Extract all lines in the data that contain the word "rectangle".

# [Extracted records]
▽

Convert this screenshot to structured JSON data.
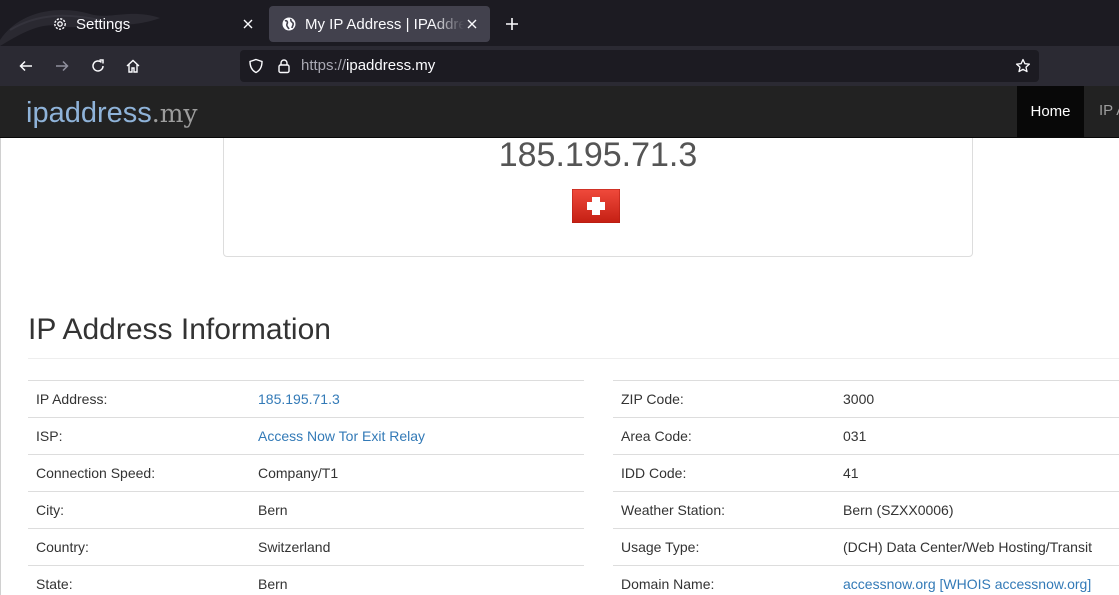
{
  "browser": {
    "tabs": [
      {
        "label": "Settings",
        "icon": "gear-icon",
        "active": false
      },
      {
        "label": "My IP Address | IPAddress.my",
        "icon": "globe-icon",
        "active": true
      }
    ],
    "url": {
      "scheme": "https://",
      "host": "ipaddress.my"
    }
  },
  "site": {
    "brand_main": "ipaddress",
    "brand_tld": ".my",
    "menu": [
      "Home",
      "IP A"
    ]
  },
  "hero": {
    "ip": "185.195.71.3",
    "flag": "switzerland-flag"
  },
  "section": {
    "title": "IP Address Information"
  },
  "left_rows": [
    {
      "label": "IP Address:",
      "value": "185.195.71.3",
      "link": true
    },
    {
      "label": "ISP:",
      "value": "Access Now Tor Exit Relay",
      "link": true
    },
    {
      "label": "Connection Speed:",
      "value": "Company/T1",
      "link": false
    },
    {
      "label": "City:",
      "value": "Bern",
      "link": false
    },
    {
      "label": "Country:",
      "value": "Switzerland",
      "link": false
    },
    {
      "label": "State:",
      "value": "Bern",
      "link": false
    }
  ],
  "right_rows": [
    {
      "label": "ZIP Code:",
      "value": "3000",
      "link": false
    },
    {
      "label": "Area Code:",
      "value": "031",
      "link": false
    },
    {
      "label": "IDD Code:",
      "value": "41",
      "link": false
    },
    {
      "label": "Weather Station:",
      "value": "Bern (SZXX0006)",
      "link": false
    },
    {
      "label": "Usage Type:",
      "value": "(DCH) Data Center/Web Hosting/Transit",
      "link": false
    },
    {
      "label": "Domain Name:",
      "value": "accessnow.org [WHOIS accessnow.org]",
      "link": true
    }
  ],
  "colors": {
    "link": "#337ab7",
    "nav_bg": "#222222",
    "flag_red": "#d52b1e"
  }
}
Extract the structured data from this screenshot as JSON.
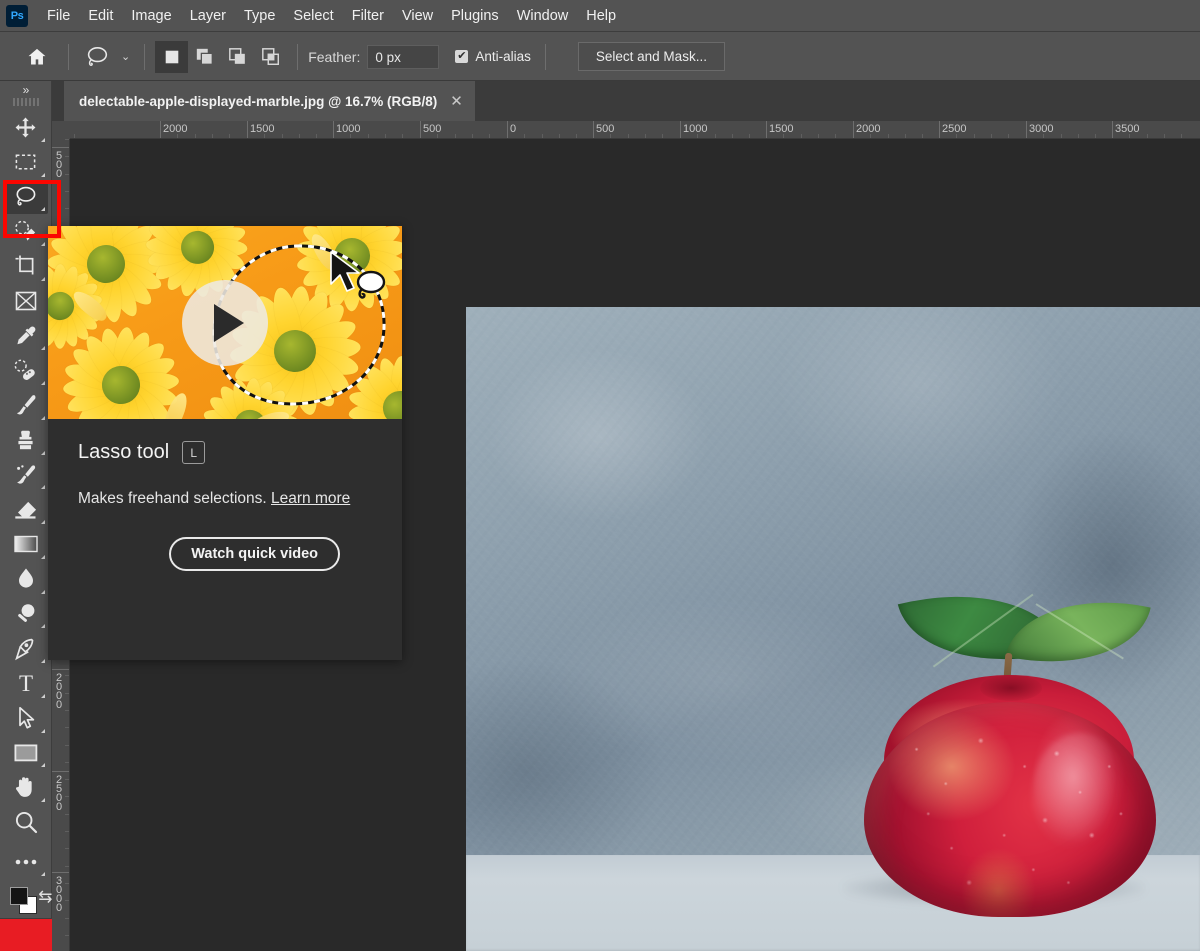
{
  "app": {
    "name": "Ps",
    "accent_color": "#1473b7",
    "chrome_color": "#535353",
    "canvas_bg": "#292929"
  },
  "menubar": {
    "logo": "Ps",
    "items": [
      "File",
      "Edit",
      "Image",
      "Layer",
      "Type",
      "Select",
      "Filter",
      "View",
      "Plugins",
      "Window",
      "Help"
    ]
  },
  "options_bar": {
    "home_icon": "home-icon",
    "active_tool_icon": "lasso-icon",
    "preset_chevron": "chevron-down-icon",
    "selection_modes": [
      {
        "name": "new-selection",
        "icon": "filled-square-icon",
        "active": true
      },
      {
        "name": "add-to-selection",
        "icon": "two-squares-union-icon",
        "active": false
      },
      {
        "name": "subtract-from-selection",
        "icon": "two-squares-subtract-icon",
        "active": false
      },
      {
        "name": "intersect-with-selection",
        "icon": "two-squares-intersect-icon",
        "active": false
      }
    ],
    "feather_label": "Feather:",
    "feather_value": "0 px",
    "antialias_label": "Anti-alias",
    "antialias_checked": true,
    "select_and_mask_label": "Select and Mask..."
  },
  "toolbar": {
    "expand_icon": "double-chevron-right-icon",
    "tools": [
      {
        "name": "move-tool",
        "icon": "move-icon",
        "selected": false,
        "has_flyout": true
      },
      {
        "name": "rectangular-marquee-tool",
        "icon": "marquee-icon",
        "selected": false,
        "has_flyout": true
      },
      {
        "name": "lasso-tool",
        "icon": "lasso-icon",
        "selected": true,
        "has_flyout": true
      },
      {
        "name": "object-selection-tool",
        "icon": "quick-selection-icon",
        "selected": false,
        "has_flyout": true
      },
      {
        "name": "crop-tool",
        "icon": "crop-icon",
        "selected": false,
        "has_flyout": true
      },
      {
        "name": "frame-tool",
        "icon": "frame-icon",
        "selected": false,
        "has_flyout": false
      },
      {
        "name": "eyedropper-tool",
        "icon": "eyedropper-icon",
        "selected": false,
        "has_flyout": true
      },
      {
        "name": "spot-healing-brush-tool",
        "icon": "healing-brush-icon",
        "selected": false,
        "has_flyout": true
      },
      {
        "name": "brush-tool",
        "icon": "brush-icon",
        "selected": false,
        "has_flyout": true
      },
      {
        "name": "clone-stamp-tool",
        "icon": "clone-stamp-icon",
        "selected": false,
        "has_flyout": true
      },
      {
        "name": "history-brush-tool",
        "icon": "history-brush-icon",
        "selected": false,
        "has_flyout": true
      },
      {
        "name": "eraser-tool",
        "icon": "eraser-icon",
        "selected": false,
        "has_flyout": true
      },
      {
        "name": "gradient-tool",
        "icon": "gradient-icon",
        "selected": false,
        "has_flyout": true
      },
      {
        "name": "blur-tool",
        "icon": "water-drop-icon",
        "selected": false,
        "has_flyout": true
      },
      {
        "name": "dodge-tool",
        "icon": "dodge-icon",
        "selected": false,
        "has_flyout": true
      },
      {
        "name": "pen-tool",
        "icon": "pen-icon",
        "selected": false,
        "has_flyout": true
      },
      {
        "name": "type-tool",
        "icon": "text-t-icon",
        "selected": false,
        "has_flyout": true
      },
      {
        "name": "path-selection-tool",
        "icon": "arrow-cursor-icon",
        "selected": false,
        "has_flyout": true
      },
      {
        "name": "rectangle-tool",
        "icon": "rectangle-icon",
        "selected": false,
        "has_flyout": true
      },
      {
        "name": "hand-tool",
        "icon": "hand-icon",
        "selected": false,
        "has_flyout": true
      },
      {
        "name": "zoom-tool",
        "icon": "magnifier-icon",
        "selected": false,
        "has_flyout": false
      },
      {
        "name": "edit-toolbar",
        "icon": "ellipsis-icon",
        "selected": false,
        "has_flyout": true
      }
    ],
    "foreground_color": "#151515",
    "background_color": "#ffffff",
    "swap_icon": "swap-arrows-icon",
    "bottom_swatch_color": "#e81c23",
    "highlight_color": "#fb0600",
    "highlighted_tool": "lasso-tool"
  },
  "document_tab": {
    "title": "delectable-apple-displayed-marble.jpg @ 16.7% (RGB/8)",
    "filename": "delectable-apple-displayed-marble.jpg",
    "zoom": "16.7%",
    "color_mode": "RGB/8",
    "close_icon": "close-icon"
  },
  "rulers": {
    "unit": "px",
    "horizontal_labels": [
      "2000",
      "1500",
      "1000",
      "500",
      "0",
      "500",
      "1000",
      "1500",
      "2000",
      "2500",
      "3000",
      "3500"
    ],
    "horizontal_positions": [
      108,
      195,
      281,
      368,
      455,
      541,
      628,
      714,
      801,
      887,
      974,
      1060
    ],
    "vertical_labels": [
      "500",
      "2000",
      "2500",
      "3000"
    ],
    "vertical_positions": [
      8,
      530,
      632,
      733
    ]
  },
  "tooltip": {
    "title": "Lasso tool",
    "shortcut": "L",
    "description": "Makes freehand selections.",
    "link_text": "Learn more",
    "cta_label": "Watch quick video",
    "thumbnail": {
      "subject": "yellow-daisy-flowers-on-orange-background",
      "play_icon": "play-triangle-icon",
      "overlay": "dashed-lasso-selection-path",
      "cursor_icon": "lasso-cursor-icon"
    }
  },
  "canvas": {
    "image_subject": "red-apple-with-green-leaves-on-blue-marble-background",
    "apple_color": "#d01f3c",
    "leaf_color": "#3d8a42",
    "background_color": "#8d9fad",
    "table_color": "#c6d0d6"
  }
}
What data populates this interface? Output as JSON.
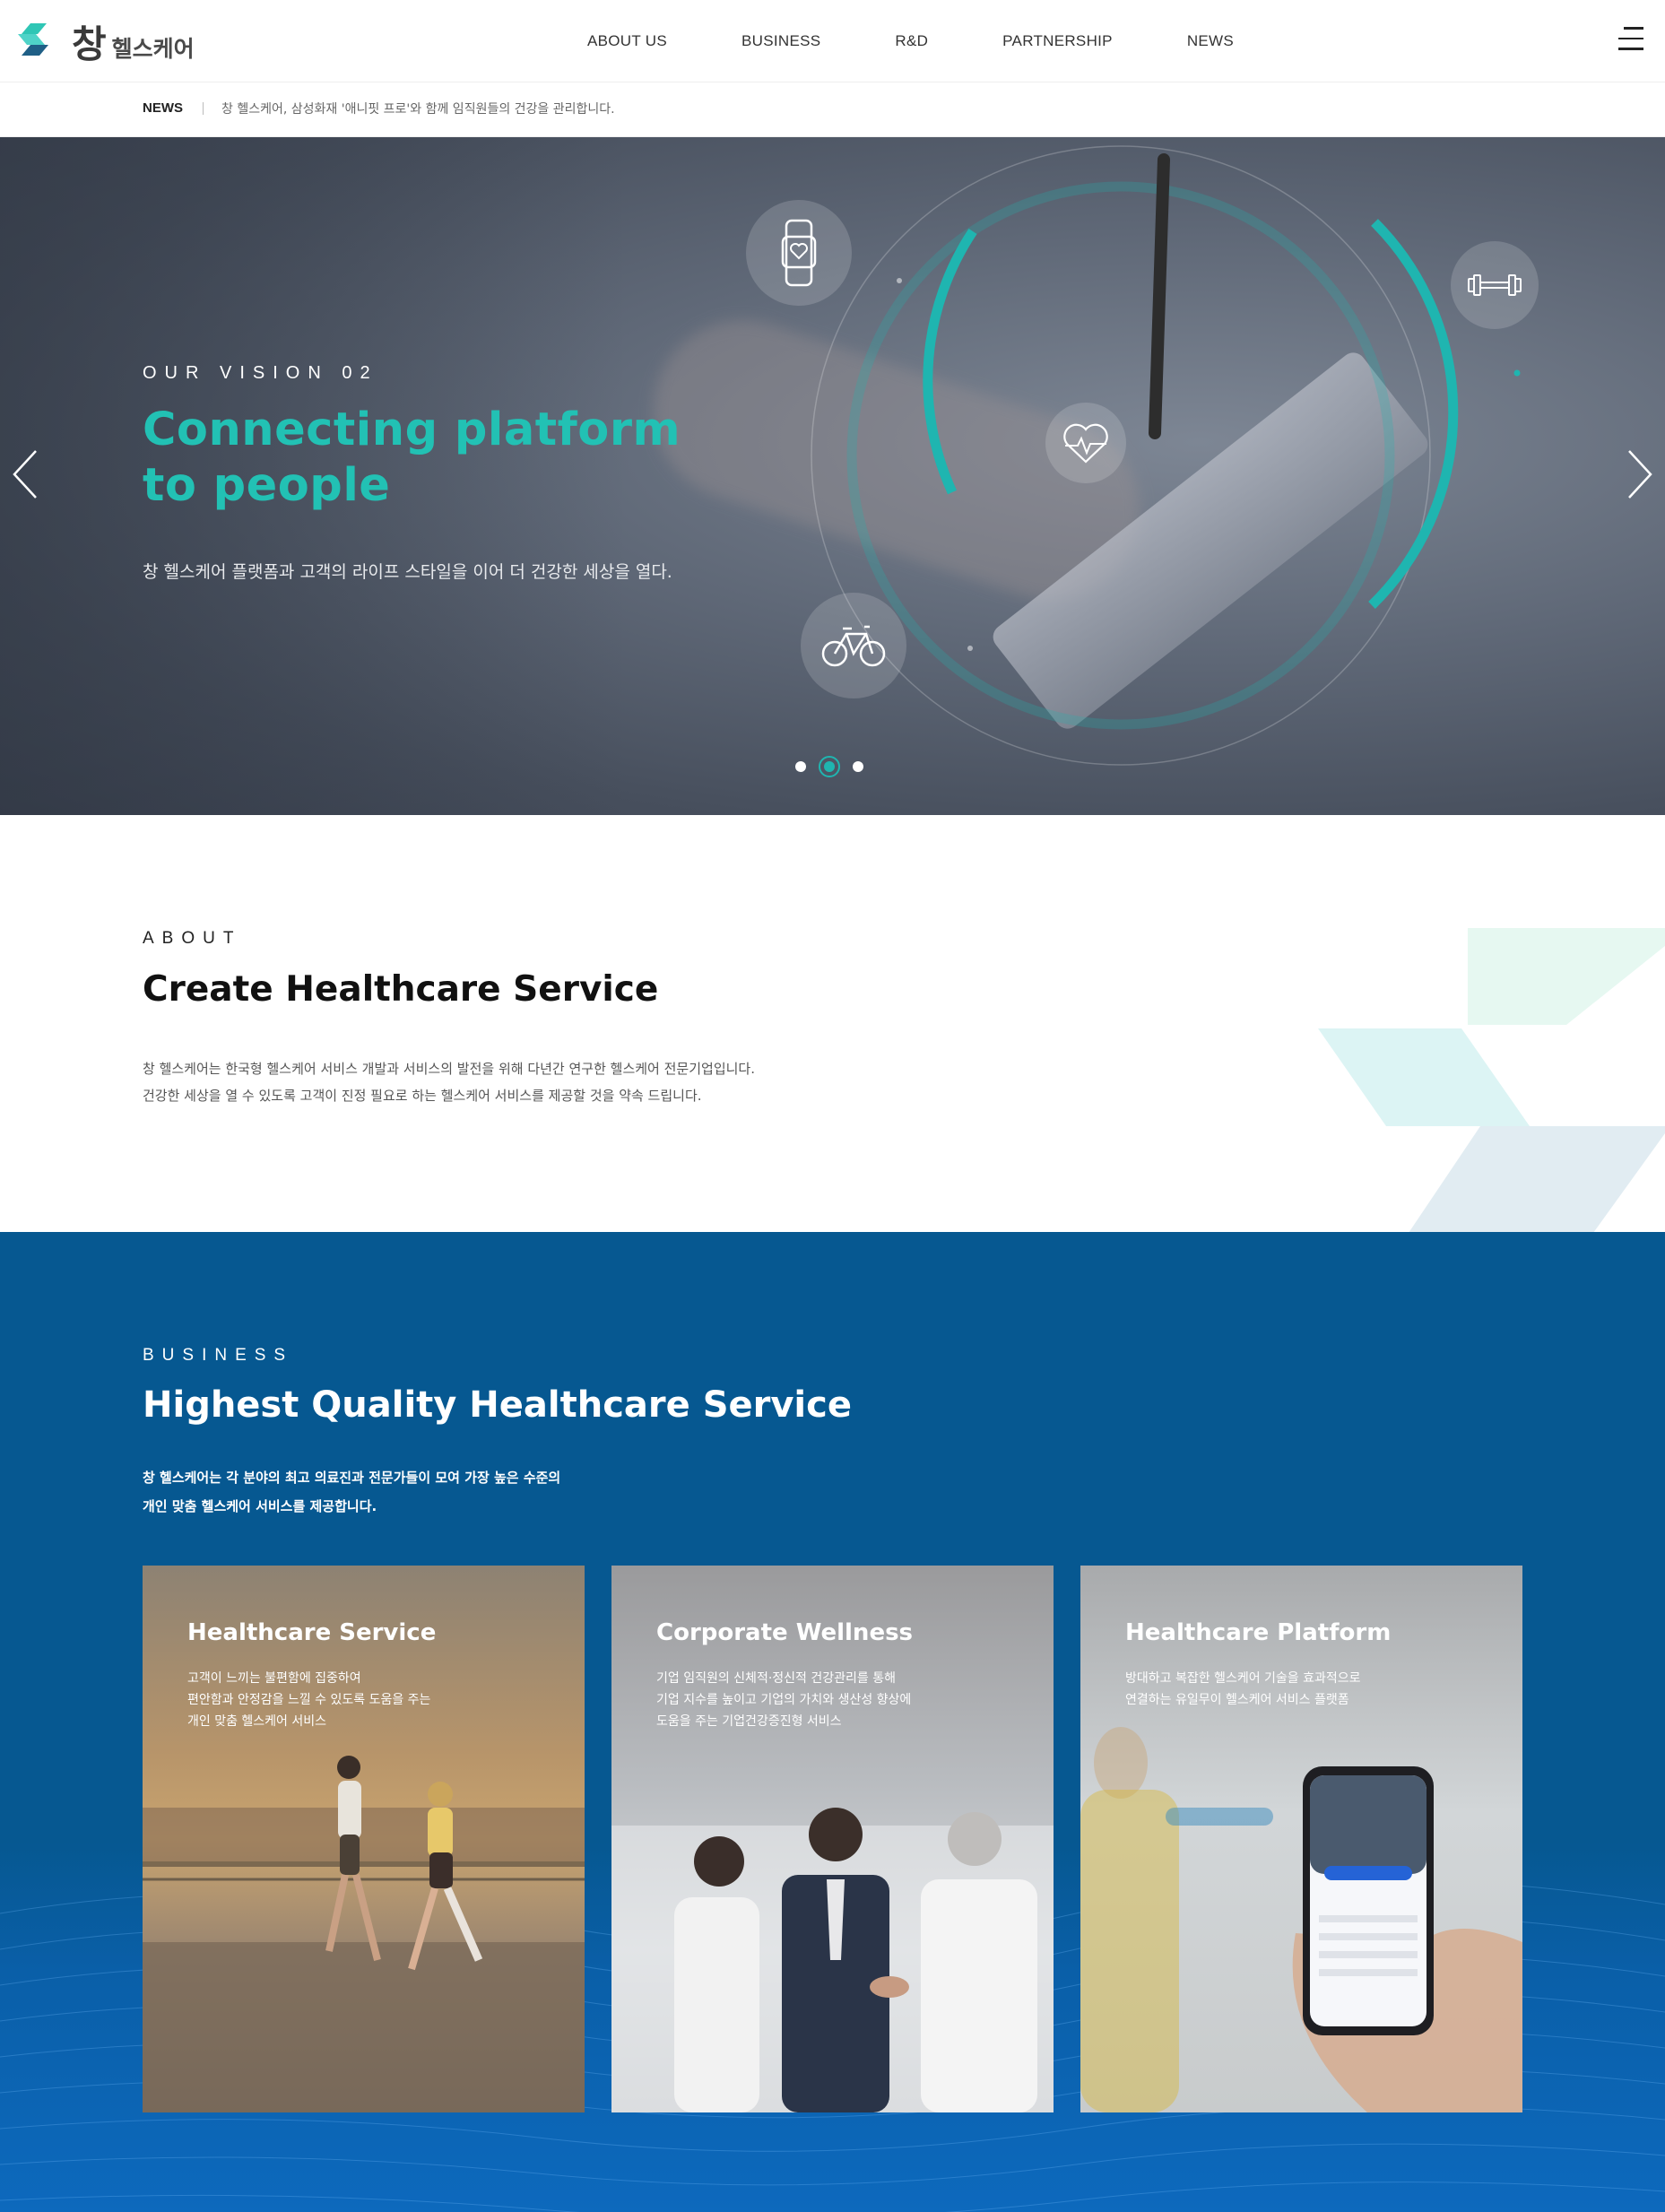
{
  "header": {
    "logo_big": "창",
    "logo_small": "헬스케어",
    "nav": [
      "ABOUT US",
      "BUSINESS",
      "R&D",
      "PARTNERSHIP",
      "NEWS"
    ]
  },
  "newsbar": {
    "label": "NEWS",
    "headline": "창 헬스케어, 삼성화재 '애니핏 프로'와 함께 임직원들의 건강을 관리합니다."
  },
  "hero": {
    "eyebrow": "OUR VISION 02",
    "title_line1": "Connecting platform",
    "title_line2": "to people",
    "subtitle": "창 헬스케어 플랫폼과 고객의 라이프 스타일을 이어 더 건강한 세상을 열다.",
    "slides_total": 3,
    "active_slide": 2,
    "accent_color": "#1fb5b0"
  },
  "about": {
    "eyebrow": "ABOUT",
    "title": "Create Healthcare Service",
    "desc_line1": "창 헬스케어는 한국형 헬스케어 서비스 개발과 서비스의 발전을 위해 다년간 연구한 헬스케어 전문기업입니다.",
    "desc_line2": "건강한 세상을 열 수 있도록 고객이 진정 필요로 하는 헬스케어 서비스를 제공할 것을 약속 드립니다."
  },
  "business": {
    "eyebrow": "BUSINESS",
    "title": "Highest Quality Healthcare Service",
    "desc_line1": "창 헬스케어는 각 분야의 최고 의료진과 전문가들이 모여 가장 높은 수준의",
    "desc_line2": "개인 맞춤 헬스케어 서비스를 제공합니다.",
    "background_color": "#065891",
    "cards": [
      {
        "title": "Healthcare Service",
        "lines": [
          "고객이 느끼는 불편함에 집중하여",
          "편안함과 안정감을 느낄 수 있도록 도움을 주는",
          "개인 맞춤 헬스케어 서비스"
        ]
      },
      {
        "title": "Corporate Wellness",
        "lines": [
          "기업 임직원의 신체적·정신적 건강관리를 통해",
          "기업 지수를 높이고 기업의 가치와 생산성 향상에",
          "도움을 주는 기업건강증진형 서비스"
        ]
      },
      {
        "title": "Healthcare Platform",
        "lines": [
          "방대하고 복잡한 헬스케어 기술을 효과적으로",
          "연결하는 유일무이 헬스케어 서비스 플랫폼"
        ]
      }
    ]
  }
}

△

# [Solution for this task]
        "name": "rectangle-tool",
        "icon": "rectangle-icon",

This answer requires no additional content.